• [WORK REQUIRED]: Pick every line from the data that holds the word "wenn".

• [INPUT MATERIAL]:
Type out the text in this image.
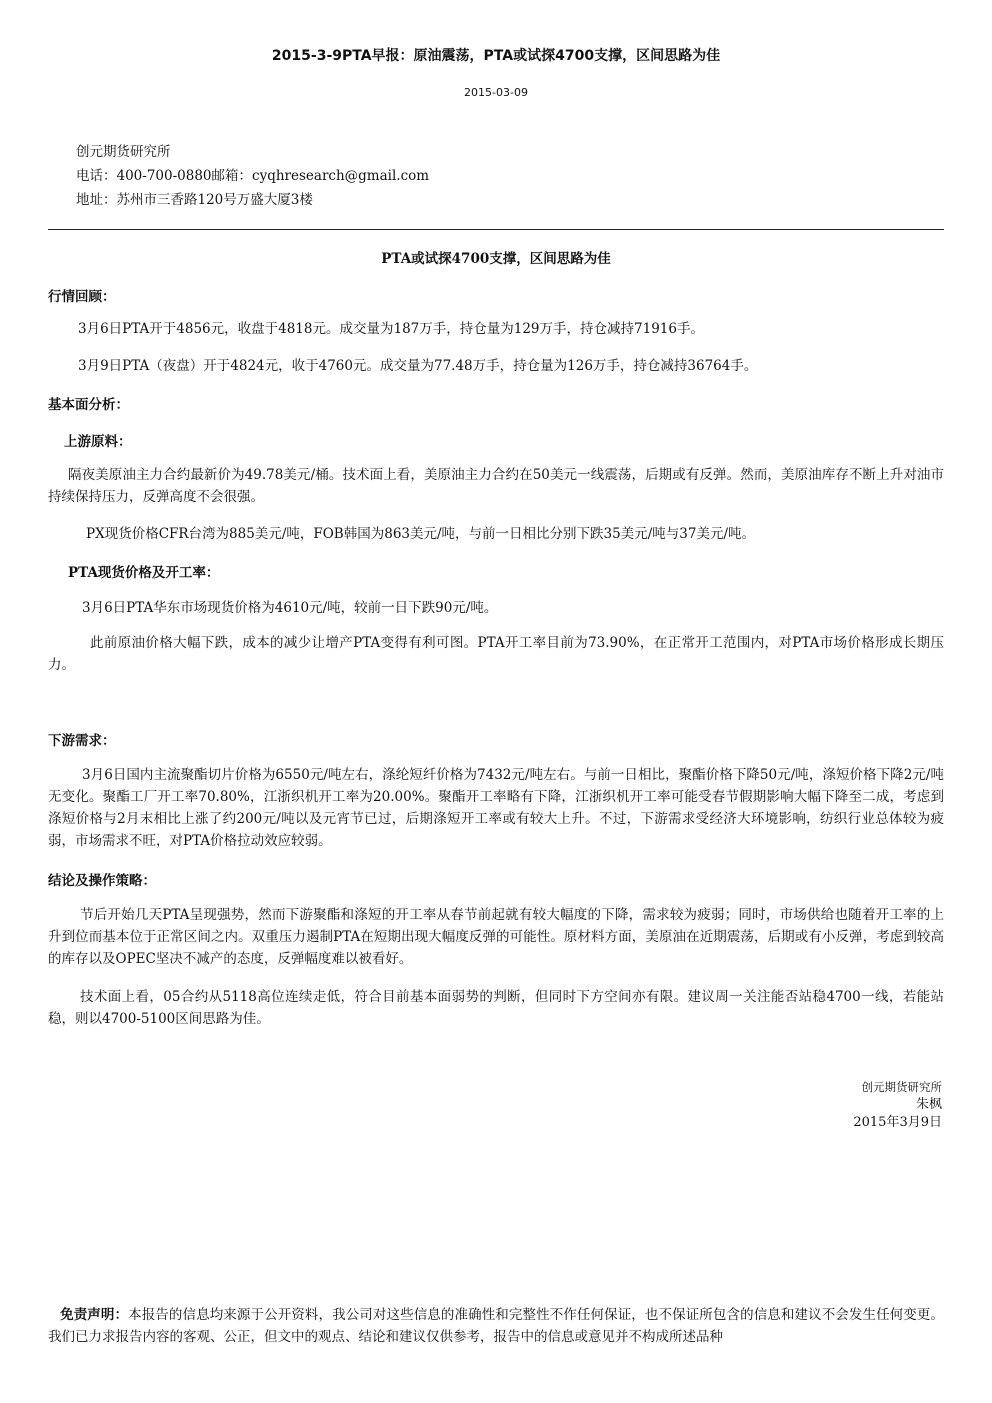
2015-3-9PTA早报：原油震荡，PTA或试探4700支撑，区间思路为佳
2015-03-09
创元期货研究所
电话：400-700-0880邮箱：cyqhresearch@gmail.com
地址：苏州市三香路120号万盛大厦3楼
PTA或试探4700支撑，区间思路为佳
行情回顾：
3月6日PTA开于4856元，收盘于4818元。成交量为187万手，持仓量为129万手，持仓减持71916手。
3月9日PTA（夜盘）开于4824元，收于4760元。成交量为77.48万手，持仓量为126万手，持仓减持36764手。
基本面分析：
上游原料：
隔夜美原油主力合约最新价为49.78美元/桶。技术面上看，美原油主力合约在50美元一线震荡，后期或有反弹。然而，美原油库存不断上升对油市持续保持压力，反弹高度不会很强。
PX现货价格CFR台湾为885美元/吨，FOB韩国为863美元/吨，与前一日相比分别下跌35美元/吨与37美元/吨。
PTA现货价格及开工率：
3月6日PTA华东市场现货价格为4610元/吨，较前一日下跌90元/吨。
此前原油价格大幅下跌，成本的减少让增产PTA变得有利可图。PTA开工率目前为73.90%，在正常开工范围内，对PTA市场价格形成长期压力。
下游需求：
3月6日国内主流聚酯切片价格为6550元/吨左右，涤纶短纤价格为7432元/吨左右。与前一日相比，聚酯价格下降50元/吨，涤短价格下降2元/吨无变化。聚酯工厂开工率70.80%，江浙织机开工率为20.00%。聚酯开工率略有下降，江浙织机开工率可能受春节假期影响大幅下降至二成，考虑到涤短价格与2月末相比上涨了约200元/吨以及元宵节已过，后期涤短开工率或有较大上升。不过，下游需求受经济大环境影响，纺织行业总体较为疲弱，市场需求不旺，对PTA价格拉动效应较弱。
结论及操作策略：
节后开始几天PTA呈现强势，然而下游聚酯和涤短的开工率从春节前起就有较大幅度的下降，需求较为疲弱；同时，市场供给也随着开工率的上升到位而基本位于正常区间之内。双重压力遏制PTA在短期出现大幅度反弹的可能性。原材料方面，美原油在近期震荡，后期或有小反弹，考虑到较高的库存以及OPEC坚决不减产的态度，反弹幅度难以被看好。
技术面上看，05合约从5118高位连续走低，符合目前基本面弱势的判断，但同时下方空间亦有限。建议周一关注能否站稳4700一线，若能站稳，则以4700-5100区间思路为佳。
创元期货研究所
朱枫
2015年3月9日
免责声明：本报告的信息均来源于公开资料，我公司对这些信息的准确性和完整性不作任何保证，也不保证所包含的信息和建议不会发生任何变更。我们已力求报告内容的客观、公正，但文中的观点、结论和建议仅供参考，报告中的信息或意见并不构成所述品种
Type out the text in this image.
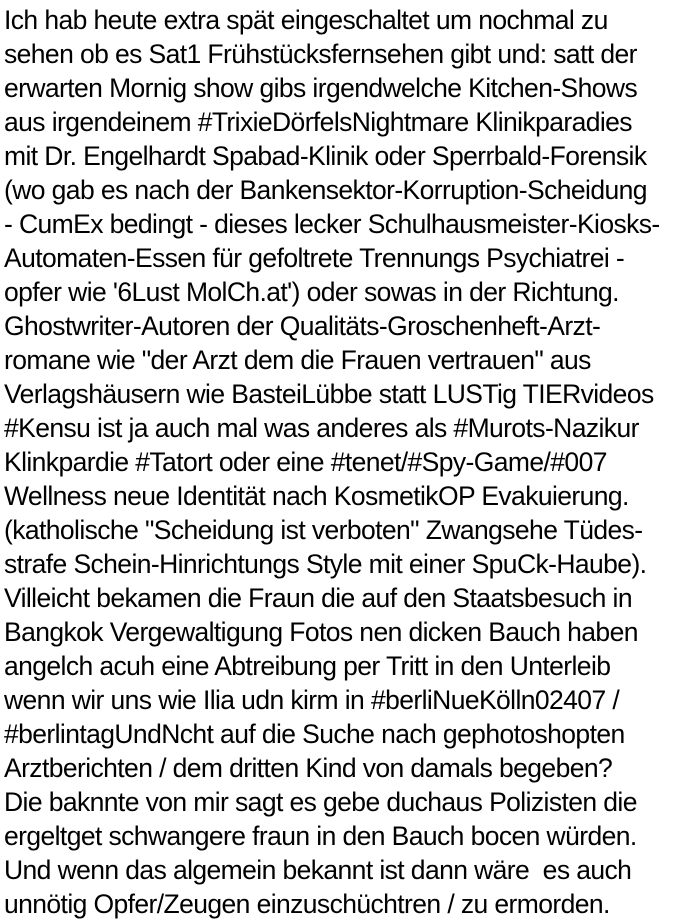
Ich hab heute extra spät eingeschaltet um nochmal zu
sehen ob es Sat1 Frühstücksfernsehen gibt und: satt der
erwarten Mornig show gibs irgendwelche Kitchen-Shows
aus irgendeinem #TrixieDörfelsNightmare Klinikparadies
mit Dr. Engelhardt Spabad-Klinik oder Sperrbald-Forensik
(wo gab es nach der Bankensektor-Korruption-Scheidung
- CumEx bedingt - dieses lecker Schulhausmeister-Kiosks-
Automaten-Essen für gefoltrete Trennungs Psychiatrei -
opfer wie '6Lust MolCh.at') oder sowas in der Richtung.
Ghostwriter-Autoren der Qualitäts-Groschenheft-Arzt-
romane wie "der Arzt dem die Frauen vertrauen" aus
Verlagshäusern wie BasteiLübbe statt LUSTig TIERvideos
#Kensu ist ja auch mal was anderes als #Murots-Nazikur
Klinkpardie #Tatort oder eine #tenet/#Spy-Game/#007
Wellness neue Identität nach KosmetikOP Evakuierung.
(katholische "Scheidung ist verboten" Zwangsehe Tüdes-
strafe Schein-Hinrichtungs Style mit einer SpuCk-Haube).
Villeicht bekamen die Fraun die auf den Staatsbesuch in
Bangkok Vergewaltigung Fotos nen dicken Bauch haben
angelch acuh eine Abtreibung per Tritt in den Unterleib
wenn wir uns wie Ilia udn kirm in #berliNueKölln02407 /
#berlintagUndNcht auf die Suche nach gephotoshopten
Arztberichten / dem dritten Kind von damals begeben?
Die baknnte von mir sagt es gebe duchaus Polizisten die
ergeltget schwangere fraun in den Bauch bocen würden.
Und wenn das algemein bekannt ist dann wäre  es auch
unnötig Opfer/Zeugen einzuschüchtren / zu ermorden.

• [COMPLETE OUTPUT]:
wenn wir uns wie Ilia udn kirm in #berliNueKölln02407 /
Und wenn das algemein bekannt ist dann wäre  es auch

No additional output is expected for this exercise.